WORK TO DO :: Retype the records below word for word and omit any image.
-- BEGIN RECORDS SUPPLIED --
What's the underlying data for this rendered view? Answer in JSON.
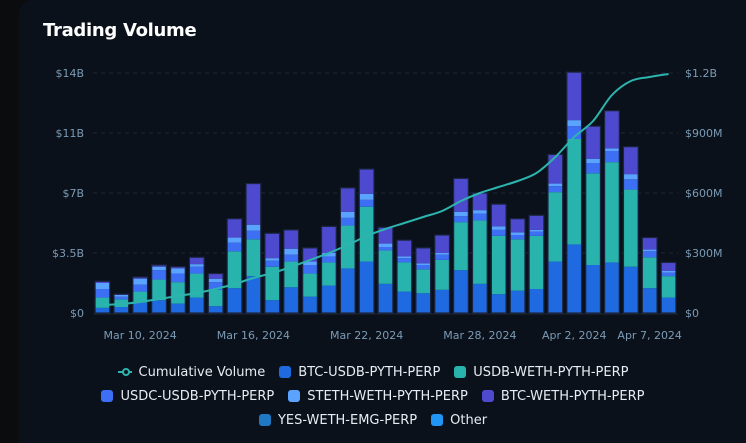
{
  "title": "Trading Volume",
  "chart_data": {
    "type": "bar",
    "stacked": true,
    "title": "Trading Volume",
    "xlabel": "",
    "ylabel": "",
    "y_left": {
      "ylim": [
        0,
        14
      ],
      "unit": "B",
      "ticks": [
        "$0",
        "$3.5B",
        "$7B",
        "$11B",
        "$14B"
      ],
      "tick_values": [
        0,
        3.5,
        7,
        10.5,
        14
      ]
    },
    "y_right": {
      "ylim": [
        0,
        1200
      ],
      "unit": "M",
      "ticks": [
        "$0",
        "$300M",
        "$600M",
        "$900M",
        "$1.2B"
      ],
      "tick_values": [
        0,
        300,
        600,
        900,
        1200
      ]
    },
    "x_tick_labels": [
      "Mar 10, 2024",
      "Mar 16, 2024",
      "Mar 22, 2024",
      "Mar 28, 2024",
      "Apr 2, 2024",
      "Apr 7, 2024"
    ],
    "x_tick_indices": [
      2,
      8,
      14,
      20,
      25,
      29
    ],
    "grid": true,
    "legend_position": "bottom",
    "categories": [
      "Mar 8",
      "Mar 9",
      "Mar 10",
      "Mar 11",
      "Mar 12",
      "Mar 13",
      "Mar 14",
      "Mar 15",
      "Mar 16",
      "Mar 17",
      "Mar 18",
      "Mar 19",
      "Mar 20",
      "Mar 21",
      "Mar 22",
      "Mar 23",
      "Mar 24",
      "Mar 25",
      "Mar 26",
      "Mar 27",
      "Mar 28",
      "Mar 29",
      "Mar 30",
      "Mar 31",
      "Apr 1",
      "Apr 2",
      "Apr 3",
      "Apr 4",
      "Apr 5",
      "Apr 6",
      "Apr 7"
    ],
    "series": [
      {
        "name": "BTC-USDB-PYTH-PERP",
        "color": "#1f6ae0",
        "values": [
          0.3,
          0.35,
          0.6,
          0.75,
          0.55,
          0.9,
          0.4,
          1.45,
          2.15,
          0.75,
          1.5,
          0.95,
          1.6,
          2.6,
          3.0,
          1.7,
          1.25,
          1.15,
          1.35,
          2.5,
          1.7,
          1.1,
          1.3,
          1.4,
          3.0,
          4.0,
          2.8,
          2.95,
          2.7,
          1.45,
          0.9
        ]
      },
      {
        "name": "USDB-WETH-PYTH-PERP",
        "color": "#28b3ad",
        "values": [
          0.6,
          0.45,
          0.65,
          1.2,
          1.25,
          1.4,
          0.95,
          2.15,
          2.15,
          1.95,
          1.5,
          1.35,
          1.35,
          2.5,
          3.2,
          1.95,
          1.7,
          1.4,
          1.75,
          2.8,
          3.7,
          3.4,
          3.0,
          3.1,
          4.05,
          6.15,
          5.35,
          5.85,
          4.5,
          1.8,
          1.25
        ]
      },
      {
        "name": "USDC-USDB-PYTH-PERP",
        "color": "#3d6ff5",
        "values": [
          0.5,
          0.15,
          0.4,
          0.55,
          0.5,
          0.4,
          0.45,
          0.5,
          0.5,
          0.35,
          0.4,
          0.5,
          0.35,
          0.45,
          0.4,
          0.2,
          0.25,
          0.25,
          0.3,
          0.35,
          0.4,
          0.35,
          0.25,
          0.25,
          0.35,
          0.75,
          0.6,
          0.65,
          0.6,
          0.35,
          0.2
        ]
      },
      {
        "name": "STETH-WETH-PYTH-PERP",
        "color": "#5aa3ff",
        "values": [
          0.35,
          0.1,
          0.35,
          0.2,
          0.3,
          0.15,
          0.2,
          0.3,
          0.35,
          0.15,
          0.35,
          0.2,
          0.2,
          0.35,
          0.35,
          0.2,
          0.1,
          0.1,
          0.1,
          0.25,
          0.2,
          0.2,
          0.15,
          0.1,
          0.15,
          0.35,
          0.25,
          0.15,
          0.3,
          0.1,
          0.1
        ]
      },
      {
        "name": "BTC-WETH-PYTH-PERP",
        "color": "#4e4ad0",
        "values": [
          0.1,
          0.05,
          0.1,
          0.1,
          0.1,
          0.4,
          0.3,
          1.1,
          2.4,
          1.45,
          1.1,
          0.8,
          1.55,
          1.4,
          1.45,
          0.95,
          0.95,
          0.9,
          1.05,
          1.95,
          1.0,
          1.3,
          0.8,
          0.85,
          1.7,
          2.8,
          1.9,
          2.2,
          1.6,
          0.7,
          0.5
        ]
      },
      {
        "name": "YES-WETH-EMG-PERP",
        "color": "#1f78c1",
        "values": [
          0,
          0,
          0,
          0,
          0,
          0,
          0,
          0,
          0,
          0,
          0,
          0,
          0,
          0,
          0,
          0,
          0,
          0,
          0,
          0,
          0,
          0,
          0,
          0,
          0,
          0,
          0,
          0,
          0,
          0,
          0
        ]
      },
      {
        "name": "Other",
        "color": "#2195f3",
        "values": [
          0,
          0,
          0,
          0,
          0,
          0,
          0,
          0,
          0,
          0,
          0,
          0,
          0,
          0,
          0,
          0,
          0,
          0,
          0,
          0,
          0,
          0,
          0,
          0,
          0,
          0,
          0,
          0,
          0,
          0,
          0
        ]
      }
    ],
    "line_series": {
      "name": "Cumulative Volume",
      "color": "#2bb5ad",
      "axis": "right",
      "values_m": [
        40,
        45,
        55,
        70,
        85,
        100,
        120,
        145,
        175,
        200,
        230,
        265,
        300,
        340,
        385,
        420,
        450,
        480,
        510,
        560,
        600,
        630,
        660,
        700,
        780,
        880,
        960,
        1090,
        1160,
        1180,
        1195
      ]
    }
  },
  "legend": {
    "rows": [
      [
        {
          "label": "Cumulative Volume",
          "kind": "line",
          "color": "#2bb5ad"
        },
        {
          "label": "BTC-USDB-PYTH-PERP",
          "kind": "box",
          "color": "#1f6ae0"
        },
        {
          "label": "USDB-WETH-PYTH-PERP",
          "kind": "box",
          "color": "#28b3ad"
        }
      ],
      [
        {
          "label": "USDC-USDB-PYTH-PERP",
          "kind": "box",
          "color": "#3d6ff5"
        },
        {
          "label": "STETH-WETH-PYTH-PERP",
          "kind": "box",
          "color": "#5aa3ff"
        },
        {
          "label": "BTC-WETH-PYTH-PERP",
          "kind": "box",
          "color": "#4e4ad0"
        }
      ],
      [
        {
          "label": "YES-WETH-EMG-PERP",
          "kind": "box",
          "color": "#1f78c1"
        },
        {
          "label": "Other",
          "kind": "box",
          "color": "#2195f3"
        }
      ]
    ]
  }
}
-- END RECORDS SUPPLIED --
FINAL RESULT ::
What's the underlying data for this rendered view? Answer in JSON.
{
  "title": "Trading Volume",
  "chart_data": {
    "type": "bar",
    "stacked": true,
    "title": "Trading Volume",
    "xlabel": "",
    "ylabel": "",
    "y_left": {
      "ylim": [
        0,
        14
      ],
      "unit": "B",
      "ticks": [
        "$0",
        "$3.5B",
        "$7B",
        "$11B",
        "$14B"
      ],
      "tick_values": [
        0,
        3.5,
        7,
        10.5,
        14
      ]
    },
    "y_right": {
      "ylim": [
        0,
        1200
      ],
      "unit": "M",
      "ticks": [
        "$0",
        "$300M",
        "$600M",
        "$900M",
        "$1.2B"
      ],
      "tick_values": [
        0,
        300,
        600,
        900,
        1200
      ]
    },
    "x_tick_labels": [
      "Mar 10, 2024",
      "Mar 16, 2024",
      "Mar 22, 2024",
      "Mar 28, 2024",
      "Apr 2, 2024",
      "Apr 7, 2024"
    ],
    "x_tick_indices": [
      2,
      8,
      14,
      20,
      25,
      29
    ],
    "grid": true,
    "legend_position": "bottom",
    "categories": [
      "Mar 8",
      "Mar 9",
      "Mar 10",
      "Mar 11",
      "Mar 12",
      "Mar 13",
      "Mar 14",
      "Mar 15",
      "Mar 16",
      "Mar 17",
      "Mar 18",
      "Mar 19",
      "Mar 20",
      "Mar 21",
      "Mar 22",
      "Mar 23",
      "Mar 24",
      "Mar 25",
      "Mar 26",
      "Mar 27",
      "Mar 28",
      "Mar 29",
      "Mar 30",
      "Mar 31",
      "Apr 1",
      "Apr 2",
      "Apr 3",
      "Apr 4",
      "Apr 5",
      "Apr 6",
      "Apr 7"
    ],
    "series": [
      {
        "name": "BTC-USDB-PYTH-PERP",
        "color": "#1f6ae0",
        "values": [
          0.3,
          0.35,
          0.6,
          0.75,
          0.55,
          0.9,
          0.4,
          1.45,
          2.15,
          0.75,
          1.5,
          0.95,
          1.6,
          2.6,
          3.0,
          1.7,
          1.25,
          1.15,
          1.35,
          2.5,
          1.7,
          1.1,
          1.3,
          1.4,
          3.0,
          4.0,
          2.8,
          2.95,
          2.7,
          1.45,
          0.9
        ]
      },
      {
        "name": "USDB-WETH-PYTH-PERP",
        "color": "#28b3ad",
        "values": [
          0.6,
          0.45,
          0.65,
          1.2,
          1.25,
          1.4,
          0.95,
          2.15,
          2.15,
          1.95,
          1.5,
          1.35,
          1.35,
          2.5,
          3.2,
          1.95,
          1.7,
          1.4,
          1.75,
          2.8,
          3.7,
          3.4,
          3.0,
          3.1,
          4.05,
          6.15,
          5.35,
          5.85,
          4.5,
          1.8,
          1.25
        ]
      },
      {
        "name": "USDC-USDB-PYTH-PERP",
        "color": "#3d6ff5",
        "values": [
          0.5,
          0.15,
          0.4,
          0.55,
          0.5,
          0.4,
          0.45,
          0.5,
          0.5,
          0.35,
          0.4,
          0.5,
          0.35,
          0.45,
          0.4,
          0.2,
          0.25,
          0.25,
          0.3,
          0.35,
          0.4,
          0.35,
          0.25,
          0.25,
          0.35,
          0.75,
          0.6,
          0.65,
          0.6,
          0.35,
          0.2
        ]
      },
      {
        "name": "STETH-WETH-PYTH-PERP",
        "color": "#5aa3ff",
        "values": [
          0.35,
          0.1,
          0.35,
          0.2,
          0.3,
          0.15,
          0.2,
          0.3,
          0.35,
          0.15,
          0.35,
          0.2,
          0.2,
          0.35,
          0.35,
          0.2,
          0.1,
          0.1,
          0.1,
          0.25,
          0.2,
          0.2,
          0.15,
          0.1,
          0.15,
          0.35,
          0.25,
          0.15,
          0.3,
          0.1,
          0.1
        ]
      },
      {
        "name": "BTC-WETH-PYTH-PERP",
        "color": "#4e4ad0",
        "values": [
          0.1,
          0.05,
          0.1,
          0.1,
          0.1,
          0.4,
          0.3,
          1.1,
          2.4,
          1.45,
          1.1,
          0.8,
          1.55,
          1.4,
          1.45,
          0.95,
          0.95,
          0.9,
          1.05,
          1.95,
          1.0,
          1.3,
          0.8,
          0.85,
          1.7,
          2.8,
          1.9,
          2.2,
          1.6,
          0.7,
          0.5
        ]
      },
      {
        "name": "YES-WETH-EMG-PERP",
        "color": "#1f78c1",
        "values": [
          0,
          0,
          0,
          0,
          0,
          0,
          0,
          0,
          0,
          0,
          0,
          0,
          0,
          0,
          0,
          0,
          0,
          0,
          0,
          0,
          0,
          0,
          0,
          0,
          0,
          0,
          0,
          0,
          0,
          0,
          0
        ]
      },
      {
        "name": "Other",
        "color": "#2195f3",
        "values": [
          0,
          0,
          0,
          0,
          0,
          0,
          0,
          0,
          0,
          0,
          0,
          0,
          0,
          0,
          0,
          0,
          0,
          0,
          0,
          0,
          0,
          0,
          0,
          0,
          0,
          0,
          0,
          0,
          0,
          0,
          0
        ]
      }
    ],
    "line_series": {
      "name": "Cumulative Volume",
      "color": "#2bb5ad",
      "axis": "right",
      "values_m": [
        40,
        45,
        55,
        70,
        85,
        100,
        120,
        145,
        175,
        200,
        230,
        265,
        300,
        340,
        385,
        420,
        450,
        480,
        510,
        560,
        600,
        630,
        660,
        700,
        780,
        880,
        960,
        1090,
        1160,
        1180,
        1195
      ]
    }
  },
  "legend": {
    "rows": [
      [
        {
          "label": "Cumulative Volume",
          "kind": "line",
          "color": "#2bb5ad"
        },
        {
          "label": "BTC-USDB-PYTH-PERP",
          "kind": "box",
          "color": "#1f6ae0"
        },
        {
          "label": "USDB-WETH-PYTH-PERP",
          "kind": "box",
          "color": "#28b3ad"
        }
      ],
      [
        {
          "label": "USDC-USDB-PYTH-PERP",
          "kind": "box",
          "color": "#3d6ff5"
        },
        {
          "label": "STETH-WETH-PYTH-PERP",
          "kind": "box",
          "color": "#5aa3ff"
        },
        {
          "label": "BTC-WETH-PYTH-PERP",
          "kind": "box",
          "color": "#4e4ad0"
        }
      ],
      [
        {
          "label": "YES-WETH-EMG-PERP",
          "kind": "box",
          "color": "#1f78c1"
        },
        {
          "label": "Other",
          "kind": "box",
          "color": "#2195f3"
        }
      ]
    ]
  }
}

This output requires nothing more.